TASK TO CARRY OUT: Repeat precisely, and only, the lines between the line containing "Output a JSON" and the end of the listing below, both ends included.

>> start DATA SHOWN

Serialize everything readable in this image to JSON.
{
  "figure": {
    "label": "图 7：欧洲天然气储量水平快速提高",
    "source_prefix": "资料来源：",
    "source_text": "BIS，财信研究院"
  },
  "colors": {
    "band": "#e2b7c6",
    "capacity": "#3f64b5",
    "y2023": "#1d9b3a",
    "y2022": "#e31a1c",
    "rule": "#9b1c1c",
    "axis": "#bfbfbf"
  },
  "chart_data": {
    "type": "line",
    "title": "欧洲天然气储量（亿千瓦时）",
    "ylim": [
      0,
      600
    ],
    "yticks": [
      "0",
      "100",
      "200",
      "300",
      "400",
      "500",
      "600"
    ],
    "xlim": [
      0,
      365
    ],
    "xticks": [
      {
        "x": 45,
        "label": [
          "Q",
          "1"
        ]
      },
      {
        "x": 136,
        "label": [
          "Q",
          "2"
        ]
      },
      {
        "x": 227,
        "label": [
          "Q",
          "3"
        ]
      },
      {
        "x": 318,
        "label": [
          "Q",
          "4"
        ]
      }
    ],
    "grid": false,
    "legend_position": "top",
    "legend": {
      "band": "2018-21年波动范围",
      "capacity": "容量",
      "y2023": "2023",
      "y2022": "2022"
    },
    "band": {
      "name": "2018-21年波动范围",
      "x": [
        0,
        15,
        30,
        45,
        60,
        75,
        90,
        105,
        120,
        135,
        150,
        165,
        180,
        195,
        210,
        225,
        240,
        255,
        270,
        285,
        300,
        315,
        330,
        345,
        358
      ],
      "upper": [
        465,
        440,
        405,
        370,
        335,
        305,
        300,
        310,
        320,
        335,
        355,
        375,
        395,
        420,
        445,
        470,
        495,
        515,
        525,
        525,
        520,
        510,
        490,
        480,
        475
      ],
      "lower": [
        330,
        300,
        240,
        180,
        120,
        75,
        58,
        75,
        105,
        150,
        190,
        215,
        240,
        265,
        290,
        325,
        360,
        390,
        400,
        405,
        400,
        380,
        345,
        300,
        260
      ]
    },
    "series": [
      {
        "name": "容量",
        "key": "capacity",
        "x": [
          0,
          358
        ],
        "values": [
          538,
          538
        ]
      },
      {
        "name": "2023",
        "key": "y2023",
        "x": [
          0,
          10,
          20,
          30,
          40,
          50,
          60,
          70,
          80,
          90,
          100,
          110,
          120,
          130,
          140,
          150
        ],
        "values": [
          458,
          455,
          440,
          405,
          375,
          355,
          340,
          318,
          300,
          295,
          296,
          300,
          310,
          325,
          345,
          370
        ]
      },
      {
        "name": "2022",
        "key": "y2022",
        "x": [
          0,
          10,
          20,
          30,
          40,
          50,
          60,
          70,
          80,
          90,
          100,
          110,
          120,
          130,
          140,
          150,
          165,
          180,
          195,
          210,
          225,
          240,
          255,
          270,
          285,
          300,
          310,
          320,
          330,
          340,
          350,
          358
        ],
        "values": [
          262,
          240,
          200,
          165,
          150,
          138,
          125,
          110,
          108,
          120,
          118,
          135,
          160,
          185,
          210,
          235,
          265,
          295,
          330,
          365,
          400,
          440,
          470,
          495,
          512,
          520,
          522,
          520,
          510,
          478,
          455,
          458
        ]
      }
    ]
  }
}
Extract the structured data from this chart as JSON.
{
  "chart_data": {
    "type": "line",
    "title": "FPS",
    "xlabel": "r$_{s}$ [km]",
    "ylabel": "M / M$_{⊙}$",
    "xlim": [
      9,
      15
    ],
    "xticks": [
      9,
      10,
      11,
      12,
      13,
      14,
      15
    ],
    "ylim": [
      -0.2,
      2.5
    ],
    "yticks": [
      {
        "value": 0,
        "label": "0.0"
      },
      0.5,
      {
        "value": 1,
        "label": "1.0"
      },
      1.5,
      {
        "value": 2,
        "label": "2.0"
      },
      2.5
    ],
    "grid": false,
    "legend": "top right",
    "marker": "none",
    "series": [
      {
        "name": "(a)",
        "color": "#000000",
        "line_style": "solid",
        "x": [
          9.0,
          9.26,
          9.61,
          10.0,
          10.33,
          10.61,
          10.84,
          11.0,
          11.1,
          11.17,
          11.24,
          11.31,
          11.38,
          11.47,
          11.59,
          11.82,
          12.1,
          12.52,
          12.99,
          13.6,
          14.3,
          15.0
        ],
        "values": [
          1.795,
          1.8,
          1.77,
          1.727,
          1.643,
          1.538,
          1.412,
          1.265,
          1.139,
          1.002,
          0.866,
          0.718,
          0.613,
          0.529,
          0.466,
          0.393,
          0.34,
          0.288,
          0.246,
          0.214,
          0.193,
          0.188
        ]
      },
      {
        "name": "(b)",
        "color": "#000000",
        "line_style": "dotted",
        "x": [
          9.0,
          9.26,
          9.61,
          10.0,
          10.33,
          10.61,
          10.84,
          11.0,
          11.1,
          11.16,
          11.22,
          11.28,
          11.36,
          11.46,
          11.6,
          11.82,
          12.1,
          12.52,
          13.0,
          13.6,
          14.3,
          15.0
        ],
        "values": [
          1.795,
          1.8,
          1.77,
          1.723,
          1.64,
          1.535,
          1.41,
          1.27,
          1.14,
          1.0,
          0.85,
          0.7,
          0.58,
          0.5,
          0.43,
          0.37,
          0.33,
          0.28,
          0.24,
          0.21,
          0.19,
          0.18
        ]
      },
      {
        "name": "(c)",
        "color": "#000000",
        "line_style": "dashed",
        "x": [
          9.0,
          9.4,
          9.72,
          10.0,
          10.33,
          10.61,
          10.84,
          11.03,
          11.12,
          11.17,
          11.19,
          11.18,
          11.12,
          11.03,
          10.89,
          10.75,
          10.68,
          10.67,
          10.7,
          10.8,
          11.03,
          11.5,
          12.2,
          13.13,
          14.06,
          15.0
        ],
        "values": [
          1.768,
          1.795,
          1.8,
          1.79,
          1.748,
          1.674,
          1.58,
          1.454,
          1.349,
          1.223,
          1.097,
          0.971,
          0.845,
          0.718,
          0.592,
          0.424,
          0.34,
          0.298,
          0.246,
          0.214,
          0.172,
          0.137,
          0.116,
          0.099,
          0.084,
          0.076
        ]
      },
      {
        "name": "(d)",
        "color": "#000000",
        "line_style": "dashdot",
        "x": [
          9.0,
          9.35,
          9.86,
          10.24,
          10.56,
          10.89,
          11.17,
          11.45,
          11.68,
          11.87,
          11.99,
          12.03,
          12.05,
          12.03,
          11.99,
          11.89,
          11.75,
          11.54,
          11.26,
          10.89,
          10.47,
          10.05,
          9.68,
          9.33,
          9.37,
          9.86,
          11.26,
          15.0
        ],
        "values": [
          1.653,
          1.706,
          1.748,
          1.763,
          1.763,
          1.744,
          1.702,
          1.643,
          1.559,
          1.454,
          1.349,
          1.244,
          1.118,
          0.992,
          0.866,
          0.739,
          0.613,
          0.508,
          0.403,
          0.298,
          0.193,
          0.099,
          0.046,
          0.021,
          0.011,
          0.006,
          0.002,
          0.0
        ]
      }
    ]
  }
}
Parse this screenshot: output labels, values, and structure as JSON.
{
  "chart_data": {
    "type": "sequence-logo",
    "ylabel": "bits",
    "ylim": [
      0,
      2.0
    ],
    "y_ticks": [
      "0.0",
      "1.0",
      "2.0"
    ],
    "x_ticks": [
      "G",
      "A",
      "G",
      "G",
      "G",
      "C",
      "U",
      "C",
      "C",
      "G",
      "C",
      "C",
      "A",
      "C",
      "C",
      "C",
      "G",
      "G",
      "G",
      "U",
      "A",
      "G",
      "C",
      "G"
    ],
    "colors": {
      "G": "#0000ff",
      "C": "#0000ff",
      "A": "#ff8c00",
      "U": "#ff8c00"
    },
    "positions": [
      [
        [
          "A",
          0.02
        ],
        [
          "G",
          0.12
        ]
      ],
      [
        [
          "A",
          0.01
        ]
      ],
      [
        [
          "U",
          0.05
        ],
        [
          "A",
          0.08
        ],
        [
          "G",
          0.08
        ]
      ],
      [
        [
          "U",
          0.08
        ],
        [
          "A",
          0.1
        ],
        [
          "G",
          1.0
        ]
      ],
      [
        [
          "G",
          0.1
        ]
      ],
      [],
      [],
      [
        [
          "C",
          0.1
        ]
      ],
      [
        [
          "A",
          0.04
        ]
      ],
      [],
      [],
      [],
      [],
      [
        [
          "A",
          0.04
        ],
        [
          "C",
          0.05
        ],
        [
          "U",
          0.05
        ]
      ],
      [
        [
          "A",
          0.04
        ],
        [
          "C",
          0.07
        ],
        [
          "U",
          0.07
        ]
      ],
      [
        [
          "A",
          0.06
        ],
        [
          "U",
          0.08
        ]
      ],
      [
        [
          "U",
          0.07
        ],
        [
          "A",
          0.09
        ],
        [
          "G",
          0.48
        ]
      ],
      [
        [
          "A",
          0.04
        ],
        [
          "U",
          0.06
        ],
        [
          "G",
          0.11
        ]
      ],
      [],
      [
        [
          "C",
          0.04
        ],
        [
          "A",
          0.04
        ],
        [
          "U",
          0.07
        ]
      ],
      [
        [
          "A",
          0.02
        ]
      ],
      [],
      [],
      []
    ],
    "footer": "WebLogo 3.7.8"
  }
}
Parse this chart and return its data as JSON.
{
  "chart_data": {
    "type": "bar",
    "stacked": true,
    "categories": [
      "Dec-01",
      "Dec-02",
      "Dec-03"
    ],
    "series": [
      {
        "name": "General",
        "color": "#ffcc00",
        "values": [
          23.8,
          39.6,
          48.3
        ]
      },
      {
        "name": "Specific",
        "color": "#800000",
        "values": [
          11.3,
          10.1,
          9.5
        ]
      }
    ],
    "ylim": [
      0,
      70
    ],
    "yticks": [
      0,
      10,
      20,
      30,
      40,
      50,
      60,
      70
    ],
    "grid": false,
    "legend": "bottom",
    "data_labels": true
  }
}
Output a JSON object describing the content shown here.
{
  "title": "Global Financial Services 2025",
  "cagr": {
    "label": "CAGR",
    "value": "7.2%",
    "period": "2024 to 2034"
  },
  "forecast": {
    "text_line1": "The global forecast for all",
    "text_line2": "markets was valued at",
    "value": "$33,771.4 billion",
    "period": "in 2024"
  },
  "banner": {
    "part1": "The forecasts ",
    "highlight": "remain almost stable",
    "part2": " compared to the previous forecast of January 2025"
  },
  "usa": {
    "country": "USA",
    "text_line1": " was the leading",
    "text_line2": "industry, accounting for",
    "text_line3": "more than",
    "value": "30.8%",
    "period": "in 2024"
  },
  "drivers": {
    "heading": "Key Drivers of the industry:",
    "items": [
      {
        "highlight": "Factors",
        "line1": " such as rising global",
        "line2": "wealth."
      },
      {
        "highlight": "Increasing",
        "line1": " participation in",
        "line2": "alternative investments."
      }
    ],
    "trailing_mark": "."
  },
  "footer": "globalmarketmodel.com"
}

>> end DATA SHOWN

FINAL RESULT:
Output a JSON object describing the content shown here.
{
  "title": "Global Financial Services 2025",
  "cagr": {
    "label": "CAGR",
    "value": "7.2%",
    "period": "2024 to 2034"
  },
  "forecast": {
    "text_line1": "The global forecast for all",
    "text_line2": "markets was valued at",
    "value": "$33,771.4 billion",
    "period": "in 2024"
  },
  "banner": {
    "part1": "The forecasts ",
    "highlight": "remain almost stable",
    "part2": " compared to the previous forecast of January 2025"
  },
  "usa": {
    "country": "USA",
    "text_line1": " was the leading",
    "text_line2": "industry, accounting for",
    "text_line3": "more than",
    "value": "30.8%",
    "period": "in 2024"
  },
  "drivers": {
    "heading": "Key Drivers of the industry:",
    "items": [
      {
        "highlight": "Factors",
        "line1": " such as rising global",
        "line2": "wealth."
      },
      {
        "highlight": "Increasing",
        "line1": " participation in",
        "line2": "alternative investments."
      }
    ],
    "trailing_mark": "."
  },
  "footer": "globalmarketmodel.com"
}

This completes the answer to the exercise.